▸ Requirements:
Below is a block of records. Copy every line in it that contains the word "structured".

Extracted records
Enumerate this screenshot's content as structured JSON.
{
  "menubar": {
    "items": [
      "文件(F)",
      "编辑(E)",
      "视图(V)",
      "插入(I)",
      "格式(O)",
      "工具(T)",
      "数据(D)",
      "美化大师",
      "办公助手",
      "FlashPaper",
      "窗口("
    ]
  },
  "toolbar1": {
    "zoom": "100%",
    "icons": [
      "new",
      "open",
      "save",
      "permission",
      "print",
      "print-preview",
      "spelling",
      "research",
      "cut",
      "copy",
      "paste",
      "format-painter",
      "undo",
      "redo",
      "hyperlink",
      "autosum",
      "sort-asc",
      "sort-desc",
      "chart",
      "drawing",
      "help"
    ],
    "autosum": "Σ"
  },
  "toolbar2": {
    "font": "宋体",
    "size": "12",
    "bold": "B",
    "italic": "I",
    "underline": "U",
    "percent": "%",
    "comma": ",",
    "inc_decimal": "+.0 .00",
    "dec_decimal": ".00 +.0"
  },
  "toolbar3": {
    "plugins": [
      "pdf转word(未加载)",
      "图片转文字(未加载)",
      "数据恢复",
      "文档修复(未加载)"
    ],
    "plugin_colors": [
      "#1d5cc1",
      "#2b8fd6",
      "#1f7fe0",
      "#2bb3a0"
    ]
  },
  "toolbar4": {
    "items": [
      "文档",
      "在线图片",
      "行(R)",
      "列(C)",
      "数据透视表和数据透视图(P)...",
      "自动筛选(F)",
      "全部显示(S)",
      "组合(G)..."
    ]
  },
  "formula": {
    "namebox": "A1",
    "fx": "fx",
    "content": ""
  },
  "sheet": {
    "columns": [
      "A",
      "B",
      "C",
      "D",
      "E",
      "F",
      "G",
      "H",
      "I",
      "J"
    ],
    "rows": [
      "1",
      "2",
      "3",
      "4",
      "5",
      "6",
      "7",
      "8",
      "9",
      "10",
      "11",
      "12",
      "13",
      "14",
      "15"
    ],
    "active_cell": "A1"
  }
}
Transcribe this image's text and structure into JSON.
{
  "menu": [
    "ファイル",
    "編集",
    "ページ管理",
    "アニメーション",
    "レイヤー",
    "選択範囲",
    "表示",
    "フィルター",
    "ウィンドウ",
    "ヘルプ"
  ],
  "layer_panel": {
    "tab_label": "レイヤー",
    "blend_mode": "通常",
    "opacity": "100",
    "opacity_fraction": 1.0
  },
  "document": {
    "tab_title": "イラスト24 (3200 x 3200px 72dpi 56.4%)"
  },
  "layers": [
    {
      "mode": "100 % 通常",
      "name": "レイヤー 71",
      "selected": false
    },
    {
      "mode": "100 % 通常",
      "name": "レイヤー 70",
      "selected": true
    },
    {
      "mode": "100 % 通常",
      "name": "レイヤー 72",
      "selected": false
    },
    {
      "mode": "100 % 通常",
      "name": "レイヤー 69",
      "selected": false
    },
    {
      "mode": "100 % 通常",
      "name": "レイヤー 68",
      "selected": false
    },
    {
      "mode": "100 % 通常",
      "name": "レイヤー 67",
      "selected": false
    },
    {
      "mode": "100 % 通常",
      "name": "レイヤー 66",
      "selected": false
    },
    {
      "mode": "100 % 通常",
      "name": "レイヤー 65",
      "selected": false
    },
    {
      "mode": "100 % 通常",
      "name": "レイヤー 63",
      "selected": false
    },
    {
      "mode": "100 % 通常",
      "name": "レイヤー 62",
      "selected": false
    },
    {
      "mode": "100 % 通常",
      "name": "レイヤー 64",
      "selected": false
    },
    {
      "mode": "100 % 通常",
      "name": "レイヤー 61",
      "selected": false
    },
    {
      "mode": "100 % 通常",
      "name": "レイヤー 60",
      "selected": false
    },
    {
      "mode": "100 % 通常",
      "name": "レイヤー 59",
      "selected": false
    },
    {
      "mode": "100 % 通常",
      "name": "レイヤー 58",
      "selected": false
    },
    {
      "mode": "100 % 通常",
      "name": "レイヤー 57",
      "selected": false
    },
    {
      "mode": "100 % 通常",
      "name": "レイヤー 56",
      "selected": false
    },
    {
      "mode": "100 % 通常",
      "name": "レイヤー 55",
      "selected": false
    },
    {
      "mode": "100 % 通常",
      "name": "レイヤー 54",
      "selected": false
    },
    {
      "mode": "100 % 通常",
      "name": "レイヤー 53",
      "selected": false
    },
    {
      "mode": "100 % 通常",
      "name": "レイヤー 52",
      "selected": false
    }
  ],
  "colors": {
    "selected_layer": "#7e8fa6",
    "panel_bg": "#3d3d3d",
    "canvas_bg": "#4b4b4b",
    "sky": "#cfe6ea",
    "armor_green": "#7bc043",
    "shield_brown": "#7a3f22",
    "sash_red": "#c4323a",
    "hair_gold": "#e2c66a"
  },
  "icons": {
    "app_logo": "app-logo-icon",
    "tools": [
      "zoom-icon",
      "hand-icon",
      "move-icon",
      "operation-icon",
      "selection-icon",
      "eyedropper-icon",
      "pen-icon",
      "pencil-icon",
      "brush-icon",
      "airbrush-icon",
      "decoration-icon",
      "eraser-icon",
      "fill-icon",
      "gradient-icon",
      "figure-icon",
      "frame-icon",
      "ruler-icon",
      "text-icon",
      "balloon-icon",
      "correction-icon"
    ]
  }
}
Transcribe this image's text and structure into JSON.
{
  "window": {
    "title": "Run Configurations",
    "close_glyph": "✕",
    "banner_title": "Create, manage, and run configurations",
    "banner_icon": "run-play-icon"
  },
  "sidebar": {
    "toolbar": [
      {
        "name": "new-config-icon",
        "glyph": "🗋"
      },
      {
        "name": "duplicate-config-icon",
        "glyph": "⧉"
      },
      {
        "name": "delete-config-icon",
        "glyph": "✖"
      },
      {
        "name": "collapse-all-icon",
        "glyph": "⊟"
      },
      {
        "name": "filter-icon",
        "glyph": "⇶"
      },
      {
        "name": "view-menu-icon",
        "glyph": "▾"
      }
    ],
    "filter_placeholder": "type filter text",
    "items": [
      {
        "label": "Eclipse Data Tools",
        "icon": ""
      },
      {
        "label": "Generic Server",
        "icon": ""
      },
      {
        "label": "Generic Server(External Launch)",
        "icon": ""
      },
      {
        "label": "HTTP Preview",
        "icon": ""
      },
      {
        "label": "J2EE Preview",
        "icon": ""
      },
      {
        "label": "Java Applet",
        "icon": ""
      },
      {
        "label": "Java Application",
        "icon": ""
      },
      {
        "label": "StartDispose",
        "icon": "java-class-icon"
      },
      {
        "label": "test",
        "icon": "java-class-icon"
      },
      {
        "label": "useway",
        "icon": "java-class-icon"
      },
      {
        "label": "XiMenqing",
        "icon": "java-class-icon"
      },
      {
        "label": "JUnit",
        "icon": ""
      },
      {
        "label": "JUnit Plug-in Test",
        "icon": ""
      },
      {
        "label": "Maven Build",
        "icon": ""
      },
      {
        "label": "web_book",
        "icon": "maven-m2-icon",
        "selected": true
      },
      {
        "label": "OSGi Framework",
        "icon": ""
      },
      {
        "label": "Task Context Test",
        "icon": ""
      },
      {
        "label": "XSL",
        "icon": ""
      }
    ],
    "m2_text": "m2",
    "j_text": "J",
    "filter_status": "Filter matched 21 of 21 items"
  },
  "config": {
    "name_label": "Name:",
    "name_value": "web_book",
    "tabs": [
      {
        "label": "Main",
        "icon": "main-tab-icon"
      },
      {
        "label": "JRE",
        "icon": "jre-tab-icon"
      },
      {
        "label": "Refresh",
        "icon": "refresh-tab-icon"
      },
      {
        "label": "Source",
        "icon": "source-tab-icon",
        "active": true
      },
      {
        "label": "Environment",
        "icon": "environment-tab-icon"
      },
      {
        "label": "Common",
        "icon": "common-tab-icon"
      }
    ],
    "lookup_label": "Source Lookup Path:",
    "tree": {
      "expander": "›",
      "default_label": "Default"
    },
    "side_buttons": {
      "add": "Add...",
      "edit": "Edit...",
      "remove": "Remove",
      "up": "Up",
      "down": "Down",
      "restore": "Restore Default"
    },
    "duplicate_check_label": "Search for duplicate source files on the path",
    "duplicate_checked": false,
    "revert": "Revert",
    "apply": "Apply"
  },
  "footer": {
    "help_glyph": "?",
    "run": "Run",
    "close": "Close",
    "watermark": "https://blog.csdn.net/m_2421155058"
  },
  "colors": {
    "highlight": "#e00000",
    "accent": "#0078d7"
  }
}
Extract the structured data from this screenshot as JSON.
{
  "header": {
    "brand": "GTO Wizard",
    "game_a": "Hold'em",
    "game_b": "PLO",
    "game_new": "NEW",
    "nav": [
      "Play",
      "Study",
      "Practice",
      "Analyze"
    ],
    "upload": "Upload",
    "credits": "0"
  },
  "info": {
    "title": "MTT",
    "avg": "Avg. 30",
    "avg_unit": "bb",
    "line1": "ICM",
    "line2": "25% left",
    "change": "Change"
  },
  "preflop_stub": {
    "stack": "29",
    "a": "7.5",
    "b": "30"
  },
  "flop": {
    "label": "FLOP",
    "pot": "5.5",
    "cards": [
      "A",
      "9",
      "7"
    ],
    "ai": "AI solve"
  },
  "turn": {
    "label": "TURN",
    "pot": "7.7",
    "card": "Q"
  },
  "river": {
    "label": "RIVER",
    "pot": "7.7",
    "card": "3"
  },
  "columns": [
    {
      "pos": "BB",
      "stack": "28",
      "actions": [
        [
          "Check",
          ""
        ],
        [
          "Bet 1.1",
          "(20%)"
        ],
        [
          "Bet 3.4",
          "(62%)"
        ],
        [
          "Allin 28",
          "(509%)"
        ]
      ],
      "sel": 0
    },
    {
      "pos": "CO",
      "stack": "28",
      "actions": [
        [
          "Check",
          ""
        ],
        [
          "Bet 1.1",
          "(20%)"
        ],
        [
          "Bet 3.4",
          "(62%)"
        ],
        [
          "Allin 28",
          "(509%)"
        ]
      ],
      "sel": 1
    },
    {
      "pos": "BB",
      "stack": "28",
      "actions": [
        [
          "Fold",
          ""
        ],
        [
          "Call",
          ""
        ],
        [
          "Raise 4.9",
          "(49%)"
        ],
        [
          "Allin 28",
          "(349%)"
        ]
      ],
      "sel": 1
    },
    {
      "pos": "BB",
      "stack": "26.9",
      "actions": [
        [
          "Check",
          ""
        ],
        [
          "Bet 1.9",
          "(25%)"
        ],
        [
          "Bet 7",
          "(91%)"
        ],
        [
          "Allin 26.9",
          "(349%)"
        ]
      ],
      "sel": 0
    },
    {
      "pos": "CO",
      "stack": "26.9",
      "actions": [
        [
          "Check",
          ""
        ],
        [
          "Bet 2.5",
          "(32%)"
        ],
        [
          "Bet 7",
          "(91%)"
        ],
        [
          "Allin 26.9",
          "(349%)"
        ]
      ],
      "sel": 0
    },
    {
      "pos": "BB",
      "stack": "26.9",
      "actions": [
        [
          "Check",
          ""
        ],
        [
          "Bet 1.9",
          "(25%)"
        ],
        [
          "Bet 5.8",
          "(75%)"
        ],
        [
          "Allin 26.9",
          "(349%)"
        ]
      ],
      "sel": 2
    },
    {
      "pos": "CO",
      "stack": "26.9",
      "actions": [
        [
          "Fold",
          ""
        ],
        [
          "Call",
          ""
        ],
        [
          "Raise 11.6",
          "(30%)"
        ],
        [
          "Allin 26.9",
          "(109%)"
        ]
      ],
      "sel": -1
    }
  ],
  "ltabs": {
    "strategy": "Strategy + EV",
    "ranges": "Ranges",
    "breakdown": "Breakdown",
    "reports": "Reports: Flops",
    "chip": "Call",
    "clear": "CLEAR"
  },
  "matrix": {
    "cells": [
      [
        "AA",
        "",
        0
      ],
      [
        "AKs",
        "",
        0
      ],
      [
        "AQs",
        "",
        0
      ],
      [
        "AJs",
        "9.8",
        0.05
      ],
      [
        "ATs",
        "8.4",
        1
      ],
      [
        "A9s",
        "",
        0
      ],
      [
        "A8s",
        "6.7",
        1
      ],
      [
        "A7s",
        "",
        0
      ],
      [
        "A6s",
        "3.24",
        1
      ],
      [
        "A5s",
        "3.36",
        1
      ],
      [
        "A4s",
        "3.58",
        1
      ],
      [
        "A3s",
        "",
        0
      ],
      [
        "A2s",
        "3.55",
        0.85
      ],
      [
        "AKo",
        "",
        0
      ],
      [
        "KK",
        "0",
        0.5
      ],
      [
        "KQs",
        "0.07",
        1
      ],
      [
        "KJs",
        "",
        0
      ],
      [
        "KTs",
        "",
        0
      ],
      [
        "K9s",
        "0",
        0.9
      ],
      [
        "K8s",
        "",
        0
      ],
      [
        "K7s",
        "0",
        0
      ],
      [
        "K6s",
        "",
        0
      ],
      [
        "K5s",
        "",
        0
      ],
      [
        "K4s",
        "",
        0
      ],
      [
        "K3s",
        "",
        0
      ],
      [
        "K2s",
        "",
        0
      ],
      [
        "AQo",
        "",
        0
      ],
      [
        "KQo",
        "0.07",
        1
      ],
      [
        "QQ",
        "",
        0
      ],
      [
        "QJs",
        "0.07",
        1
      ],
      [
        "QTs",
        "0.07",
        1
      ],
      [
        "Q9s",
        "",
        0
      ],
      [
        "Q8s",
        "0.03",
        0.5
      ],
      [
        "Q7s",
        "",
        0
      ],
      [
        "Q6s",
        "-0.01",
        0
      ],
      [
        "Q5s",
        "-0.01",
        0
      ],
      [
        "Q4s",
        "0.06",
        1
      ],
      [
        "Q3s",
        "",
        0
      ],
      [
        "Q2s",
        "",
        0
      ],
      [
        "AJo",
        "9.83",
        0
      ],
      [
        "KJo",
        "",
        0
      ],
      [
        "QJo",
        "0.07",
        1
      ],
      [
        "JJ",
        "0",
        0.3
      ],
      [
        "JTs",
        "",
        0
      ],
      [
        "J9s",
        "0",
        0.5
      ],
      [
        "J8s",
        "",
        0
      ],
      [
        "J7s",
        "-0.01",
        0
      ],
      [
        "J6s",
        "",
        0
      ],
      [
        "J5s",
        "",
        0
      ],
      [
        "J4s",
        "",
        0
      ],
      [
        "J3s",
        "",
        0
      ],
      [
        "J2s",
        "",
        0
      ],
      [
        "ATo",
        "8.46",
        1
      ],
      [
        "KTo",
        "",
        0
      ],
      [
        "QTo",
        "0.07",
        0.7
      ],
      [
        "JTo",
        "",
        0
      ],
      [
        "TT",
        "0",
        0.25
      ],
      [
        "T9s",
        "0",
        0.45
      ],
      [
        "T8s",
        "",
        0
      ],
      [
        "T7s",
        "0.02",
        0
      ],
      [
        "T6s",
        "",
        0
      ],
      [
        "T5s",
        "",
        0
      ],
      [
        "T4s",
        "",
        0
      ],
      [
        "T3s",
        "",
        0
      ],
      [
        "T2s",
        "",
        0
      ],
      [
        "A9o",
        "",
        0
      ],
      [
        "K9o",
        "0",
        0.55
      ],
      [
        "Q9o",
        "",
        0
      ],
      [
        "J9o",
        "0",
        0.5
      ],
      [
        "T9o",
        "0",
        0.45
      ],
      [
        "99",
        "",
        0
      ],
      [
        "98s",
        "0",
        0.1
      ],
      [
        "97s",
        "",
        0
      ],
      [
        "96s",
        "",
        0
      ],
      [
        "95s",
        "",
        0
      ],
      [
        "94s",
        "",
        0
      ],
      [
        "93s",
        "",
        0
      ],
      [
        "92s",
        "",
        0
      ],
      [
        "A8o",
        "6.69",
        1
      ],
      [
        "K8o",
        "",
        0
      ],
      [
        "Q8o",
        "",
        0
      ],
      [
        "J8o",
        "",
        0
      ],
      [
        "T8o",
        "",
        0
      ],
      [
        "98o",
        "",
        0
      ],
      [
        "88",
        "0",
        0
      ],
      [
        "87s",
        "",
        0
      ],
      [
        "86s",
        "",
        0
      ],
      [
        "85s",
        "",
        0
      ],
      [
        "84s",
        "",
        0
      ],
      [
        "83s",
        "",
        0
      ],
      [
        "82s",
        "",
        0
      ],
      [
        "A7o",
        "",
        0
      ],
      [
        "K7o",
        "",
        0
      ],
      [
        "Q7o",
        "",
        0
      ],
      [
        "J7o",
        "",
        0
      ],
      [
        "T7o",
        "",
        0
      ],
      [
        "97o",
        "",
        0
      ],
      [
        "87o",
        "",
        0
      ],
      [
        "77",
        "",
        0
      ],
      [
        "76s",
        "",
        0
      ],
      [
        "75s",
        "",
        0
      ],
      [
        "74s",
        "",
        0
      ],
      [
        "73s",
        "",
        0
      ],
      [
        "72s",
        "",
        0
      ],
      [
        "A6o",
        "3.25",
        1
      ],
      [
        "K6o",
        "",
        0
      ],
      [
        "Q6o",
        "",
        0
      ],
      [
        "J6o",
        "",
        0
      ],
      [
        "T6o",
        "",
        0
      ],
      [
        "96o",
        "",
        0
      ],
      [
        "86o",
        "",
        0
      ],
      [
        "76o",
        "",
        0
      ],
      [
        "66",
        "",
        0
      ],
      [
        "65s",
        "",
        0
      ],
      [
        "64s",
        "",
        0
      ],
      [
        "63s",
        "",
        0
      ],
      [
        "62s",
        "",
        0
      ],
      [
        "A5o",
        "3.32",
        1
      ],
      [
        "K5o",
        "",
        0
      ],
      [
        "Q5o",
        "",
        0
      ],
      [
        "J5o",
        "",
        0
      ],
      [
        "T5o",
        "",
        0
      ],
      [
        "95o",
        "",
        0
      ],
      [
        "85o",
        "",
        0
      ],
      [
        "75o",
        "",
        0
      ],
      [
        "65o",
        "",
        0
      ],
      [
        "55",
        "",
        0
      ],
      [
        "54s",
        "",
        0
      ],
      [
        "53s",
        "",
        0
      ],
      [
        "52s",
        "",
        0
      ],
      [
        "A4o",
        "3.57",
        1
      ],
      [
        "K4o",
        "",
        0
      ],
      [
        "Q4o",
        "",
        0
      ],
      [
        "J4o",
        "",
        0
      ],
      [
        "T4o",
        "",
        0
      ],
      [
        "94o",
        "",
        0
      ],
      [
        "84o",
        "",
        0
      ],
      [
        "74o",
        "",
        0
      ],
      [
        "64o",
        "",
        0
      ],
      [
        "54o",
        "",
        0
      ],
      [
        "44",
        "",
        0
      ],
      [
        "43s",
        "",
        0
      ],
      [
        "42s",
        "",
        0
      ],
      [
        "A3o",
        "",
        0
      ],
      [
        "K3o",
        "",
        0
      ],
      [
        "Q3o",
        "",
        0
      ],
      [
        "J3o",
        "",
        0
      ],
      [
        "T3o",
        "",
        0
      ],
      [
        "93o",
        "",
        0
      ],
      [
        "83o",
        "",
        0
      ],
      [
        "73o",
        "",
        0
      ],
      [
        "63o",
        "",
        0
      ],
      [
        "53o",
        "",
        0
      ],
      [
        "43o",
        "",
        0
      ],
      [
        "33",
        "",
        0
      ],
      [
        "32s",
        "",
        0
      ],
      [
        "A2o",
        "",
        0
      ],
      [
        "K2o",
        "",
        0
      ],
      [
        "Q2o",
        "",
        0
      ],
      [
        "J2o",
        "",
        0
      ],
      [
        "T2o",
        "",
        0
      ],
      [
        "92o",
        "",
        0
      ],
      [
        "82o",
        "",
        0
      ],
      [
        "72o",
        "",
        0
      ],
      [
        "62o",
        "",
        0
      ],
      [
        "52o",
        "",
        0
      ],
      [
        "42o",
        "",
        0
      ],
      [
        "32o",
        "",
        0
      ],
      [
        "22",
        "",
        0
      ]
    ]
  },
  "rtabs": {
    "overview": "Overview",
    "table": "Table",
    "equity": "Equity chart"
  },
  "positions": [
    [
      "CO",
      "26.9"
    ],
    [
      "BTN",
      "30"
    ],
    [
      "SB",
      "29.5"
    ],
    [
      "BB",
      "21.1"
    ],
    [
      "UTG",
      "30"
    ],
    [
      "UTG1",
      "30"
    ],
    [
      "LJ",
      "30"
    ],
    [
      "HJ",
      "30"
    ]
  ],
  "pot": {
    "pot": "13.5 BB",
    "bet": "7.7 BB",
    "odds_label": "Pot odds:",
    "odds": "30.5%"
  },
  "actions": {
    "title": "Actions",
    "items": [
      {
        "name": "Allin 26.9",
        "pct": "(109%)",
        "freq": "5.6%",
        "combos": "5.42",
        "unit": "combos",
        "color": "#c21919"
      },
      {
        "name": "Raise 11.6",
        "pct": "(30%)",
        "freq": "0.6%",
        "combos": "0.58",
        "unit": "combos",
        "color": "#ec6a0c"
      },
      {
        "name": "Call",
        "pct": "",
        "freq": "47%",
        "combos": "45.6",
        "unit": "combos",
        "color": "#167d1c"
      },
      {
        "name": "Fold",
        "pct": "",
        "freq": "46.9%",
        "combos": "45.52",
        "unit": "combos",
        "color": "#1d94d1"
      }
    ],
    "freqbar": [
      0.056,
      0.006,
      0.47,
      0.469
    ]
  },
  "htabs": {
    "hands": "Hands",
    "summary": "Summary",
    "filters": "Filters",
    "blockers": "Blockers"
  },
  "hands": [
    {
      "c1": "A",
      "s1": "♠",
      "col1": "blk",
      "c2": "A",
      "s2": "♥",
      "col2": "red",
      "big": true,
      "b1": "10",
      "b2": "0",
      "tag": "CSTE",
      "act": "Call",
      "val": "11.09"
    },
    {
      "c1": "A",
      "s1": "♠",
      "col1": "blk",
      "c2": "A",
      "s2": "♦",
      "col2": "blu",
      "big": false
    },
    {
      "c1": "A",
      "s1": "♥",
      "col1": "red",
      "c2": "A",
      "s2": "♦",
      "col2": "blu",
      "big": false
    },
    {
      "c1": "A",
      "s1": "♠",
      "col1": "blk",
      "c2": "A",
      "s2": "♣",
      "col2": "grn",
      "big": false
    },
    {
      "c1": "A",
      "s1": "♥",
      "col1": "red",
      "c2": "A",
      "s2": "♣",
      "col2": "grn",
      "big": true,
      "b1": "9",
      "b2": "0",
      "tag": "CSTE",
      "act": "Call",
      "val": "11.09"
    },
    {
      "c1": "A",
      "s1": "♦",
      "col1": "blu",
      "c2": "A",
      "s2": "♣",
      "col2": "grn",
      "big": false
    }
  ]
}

▸ The response:
Enumerate this screenshot's content as structured JSON.
Extract the structured data from this screenshot as JSON.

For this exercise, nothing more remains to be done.